Find and copy every line in the records that includes the string "World".

* START INFORMATION SHOWN *

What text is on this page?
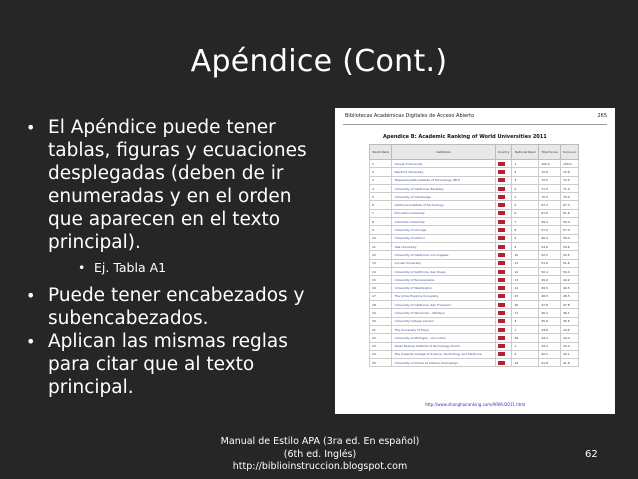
Apéndice (Cont.)
• El Apéndice puede tener tablas, figuras y ecuaciones desplegadas (deben de ir enumeradas y en el orden que aparecen en el texto principal).
• Ej. Tabla A1
• Puede tener encabezados y subencabezados.
• Aplican las mismas reglas para citar que al texto principal.
Bibliotecas Académicas Digitales de Acceso Abierto	265
Apendice B: Academic Ranking of World Universities 2011
World Rank	Institution	Country	National Rank	Total Score	Score on
1	Harvard University		1	100.0	100.0
2	Stanford University		2	72.6	72.6
3	Massachusetts Institute of Technology (MIT)		3	72.5	72.5
4	University of California, Berkeley		4	71.9	71.9
5	University of Cambridge		1	70.0	70.0
6	California Institute of Technology		5	67.3	67.3
7	Princeton University		6	61.6	61.6
8	Columbia University		7	59.4	59.4
9	University of Chicago		8	57.0	57.0
10	University of Oxford		2	56.4	56.4
11	Yale University		9	54.6	54.6
12	University of California, Los Angeles		10	52.5	52.5
13	Cornell University		11	51.6	51.6
14	University of California, San Diego		12	50.4	50.4
15	University of Pennsylvania		13	49.9	49.9
16	University of Washington		14	49.5	49.5
17	The Johns Hopkins University		15	48.5	48.5
18	University of California, San Francisco		16	47.8	47.8
19	University of Wisconsin - Madison		17	46.1	46.1
20	University College London		3	45.6	45.6
21	The University of Tokyo		1	44.6	44.6
22	University of Michigan - Ann Arbor		18	44.4	44.4
23	Swiss Federal Institute of Technology Zurich		1	43.2	43.2
24	The Imperial College of Science, Technology and Medicine		4	42.1	42.1
25	University of Illinois at Urbana-Champaign		19	41.8	41.8
http://www.shanghairanking.com/ARWU2011.html
Manual de Estilo APA (3ra ed. En español)
(6th ed. Inglés)
http://biblioinstruccion.blogspot.com
62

* END INFORMATION SHOWN *

▸ **FINAL RESULT**:
Apendice B: Academic Ranking of World Universities 2011
World Rank	Institution	Country	National Rank	Total Score	Score on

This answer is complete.